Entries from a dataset
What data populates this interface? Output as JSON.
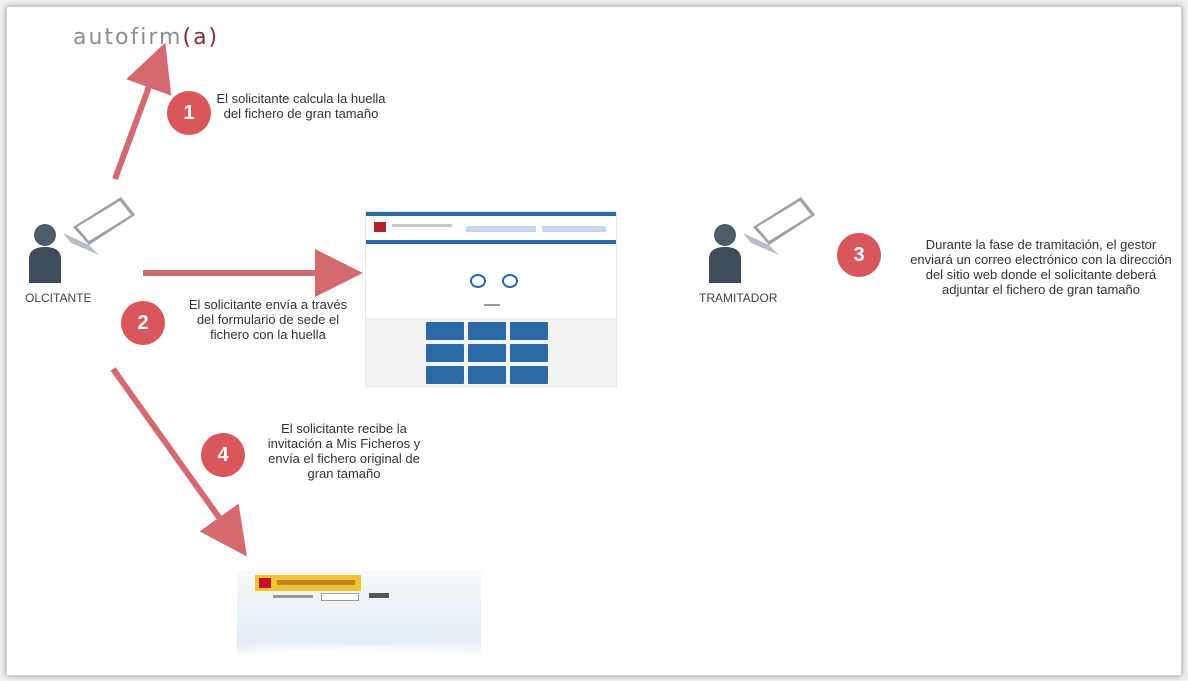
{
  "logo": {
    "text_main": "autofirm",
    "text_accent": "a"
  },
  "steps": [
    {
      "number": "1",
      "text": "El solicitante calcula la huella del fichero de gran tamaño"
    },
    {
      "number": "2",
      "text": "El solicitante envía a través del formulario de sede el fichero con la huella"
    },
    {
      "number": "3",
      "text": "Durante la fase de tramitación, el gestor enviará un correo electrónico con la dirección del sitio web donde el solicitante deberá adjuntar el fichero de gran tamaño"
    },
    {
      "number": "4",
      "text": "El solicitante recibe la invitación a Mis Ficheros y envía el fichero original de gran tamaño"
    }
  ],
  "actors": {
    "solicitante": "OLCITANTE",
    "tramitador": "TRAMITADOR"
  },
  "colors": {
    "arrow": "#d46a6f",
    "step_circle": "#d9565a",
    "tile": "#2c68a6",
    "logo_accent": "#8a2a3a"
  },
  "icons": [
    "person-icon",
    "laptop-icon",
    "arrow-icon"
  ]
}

§ **TASK DIRECTIONS**
All the records above need to be given again word for word. Skip the pictures.

§ **THE RESULT**
What data populates this interface? Output as JSON.
{
  "logo": {
    "text_main": "autofirm",
    "text_accent": "a"
  },
  "steps": [
    {
      "number": "1",
      "text": "El solicitante calcula la huella del fichero de gran tamaño"
    },
    {
      "number": "2",
      "text": "El solicitante envía a través del formulario de sede el fichero con la huella"
    },
    {
      "number": "3",
      "text": "Durante la fase de tramitación, el gestor enviará un correo electrónico con la dirección del sitio web donde el solicitante deberá adjuntar el fichero de gran tamaño"
    },
    {
      "number": "4",
      "text": "El solicitante recibe la invitación a Mis Ficheros y envía el fichero original de gran tamaño"
    }
  ],
  "actors": {
    "solicitante": "OLCITANTE",
    "tramitador": "TRAMITADOR"
  },
  "colors": {
    "arrow": "#d46a6f",
    "step_circle": "#d9565a",
    "tile": "#2c68a6",
    "logo_accent": "#8a2a3a"
  },
  "icons": [
    "person-icon",
    "laptop-icon",
    "arrow-icon"
  ]
}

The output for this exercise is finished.